[Recorded data]
◆ ◆ ◆ ◆
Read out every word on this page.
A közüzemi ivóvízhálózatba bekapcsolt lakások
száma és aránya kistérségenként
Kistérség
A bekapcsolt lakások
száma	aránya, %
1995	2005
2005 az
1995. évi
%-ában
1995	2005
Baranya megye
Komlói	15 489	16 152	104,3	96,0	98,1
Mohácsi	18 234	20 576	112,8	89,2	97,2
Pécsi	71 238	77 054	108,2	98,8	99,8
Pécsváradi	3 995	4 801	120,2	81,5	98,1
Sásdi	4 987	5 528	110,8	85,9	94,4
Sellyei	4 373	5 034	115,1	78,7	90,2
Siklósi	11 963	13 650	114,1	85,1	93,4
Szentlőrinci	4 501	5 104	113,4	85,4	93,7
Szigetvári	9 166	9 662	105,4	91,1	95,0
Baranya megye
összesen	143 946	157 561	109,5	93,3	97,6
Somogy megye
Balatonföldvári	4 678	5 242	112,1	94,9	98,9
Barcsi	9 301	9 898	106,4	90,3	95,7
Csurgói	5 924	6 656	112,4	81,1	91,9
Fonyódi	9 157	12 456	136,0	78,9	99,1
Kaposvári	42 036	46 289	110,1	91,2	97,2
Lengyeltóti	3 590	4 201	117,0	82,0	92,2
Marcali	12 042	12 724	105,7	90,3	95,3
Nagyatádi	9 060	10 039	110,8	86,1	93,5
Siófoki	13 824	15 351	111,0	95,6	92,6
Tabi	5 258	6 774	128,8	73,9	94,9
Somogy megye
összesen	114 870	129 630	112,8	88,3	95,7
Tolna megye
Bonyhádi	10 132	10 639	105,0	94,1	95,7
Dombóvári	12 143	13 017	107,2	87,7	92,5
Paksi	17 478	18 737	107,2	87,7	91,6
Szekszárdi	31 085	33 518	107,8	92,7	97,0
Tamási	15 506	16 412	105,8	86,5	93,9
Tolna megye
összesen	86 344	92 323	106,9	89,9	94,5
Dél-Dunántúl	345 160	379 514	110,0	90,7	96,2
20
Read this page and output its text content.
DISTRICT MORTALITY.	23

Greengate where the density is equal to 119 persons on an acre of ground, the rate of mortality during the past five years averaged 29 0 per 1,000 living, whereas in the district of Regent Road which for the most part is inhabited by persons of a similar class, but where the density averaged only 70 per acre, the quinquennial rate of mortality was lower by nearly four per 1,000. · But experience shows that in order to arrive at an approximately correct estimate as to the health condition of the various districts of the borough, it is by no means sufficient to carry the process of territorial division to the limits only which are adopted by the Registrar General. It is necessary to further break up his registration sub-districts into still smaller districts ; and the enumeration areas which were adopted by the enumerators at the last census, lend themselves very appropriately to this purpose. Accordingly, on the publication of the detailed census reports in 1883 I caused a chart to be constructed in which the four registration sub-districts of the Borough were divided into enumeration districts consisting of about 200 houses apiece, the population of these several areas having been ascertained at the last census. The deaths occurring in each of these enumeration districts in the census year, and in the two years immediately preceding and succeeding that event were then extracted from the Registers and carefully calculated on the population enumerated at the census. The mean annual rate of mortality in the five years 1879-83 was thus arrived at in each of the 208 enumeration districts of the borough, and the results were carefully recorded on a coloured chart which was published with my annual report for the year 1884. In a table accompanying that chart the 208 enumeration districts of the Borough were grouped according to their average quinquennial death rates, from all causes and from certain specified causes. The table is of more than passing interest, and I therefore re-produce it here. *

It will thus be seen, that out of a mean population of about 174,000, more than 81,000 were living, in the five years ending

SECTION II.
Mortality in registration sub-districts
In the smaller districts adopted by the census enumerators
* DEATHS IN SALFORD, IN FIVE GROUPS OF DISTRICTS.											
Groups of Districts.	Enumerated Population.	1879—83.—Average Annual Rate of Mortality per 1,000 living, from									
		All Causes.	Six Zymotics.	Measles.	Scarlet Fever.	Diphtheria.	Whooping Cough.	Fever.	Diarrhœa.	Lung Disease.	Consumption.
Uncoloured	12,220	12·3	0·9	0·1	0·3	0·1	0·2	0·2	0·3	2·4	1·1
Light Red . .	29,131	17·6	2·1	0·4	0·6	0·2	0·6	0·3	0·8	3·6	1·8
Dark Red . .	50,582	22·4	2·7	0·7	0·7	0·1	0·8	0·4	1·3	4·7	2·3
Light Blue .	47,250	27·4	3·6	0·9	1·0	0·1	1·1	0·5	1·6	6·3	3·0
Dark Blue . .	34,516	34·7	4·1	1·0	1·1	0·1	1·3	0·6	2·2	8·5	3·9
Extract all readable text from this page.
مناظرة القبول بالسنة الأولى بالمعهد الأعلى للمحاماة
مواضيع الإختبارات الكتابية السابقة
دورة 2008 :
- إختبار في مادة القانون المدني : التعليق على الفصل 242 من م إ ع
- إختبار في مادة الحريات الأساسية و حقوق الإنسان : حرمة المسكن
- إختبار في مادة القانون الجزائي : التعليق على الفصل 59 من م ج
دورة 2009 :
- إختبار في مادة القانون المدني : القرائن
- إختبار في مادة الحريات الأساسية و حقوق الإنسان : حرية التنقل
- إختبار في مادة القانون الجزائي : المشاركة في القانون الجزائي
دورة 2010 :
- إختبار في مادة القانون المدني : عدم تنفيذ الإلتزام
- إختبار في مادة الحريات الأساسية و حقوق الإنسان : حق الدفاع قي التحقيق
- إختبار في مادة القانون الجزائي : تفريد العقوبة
◆ ◆ ◆ ◆
Show every line of the records above that contains the word "text".

▸ **WRITTEN REPLY**
Read this page and output its text content.
Extract all readable text from this page.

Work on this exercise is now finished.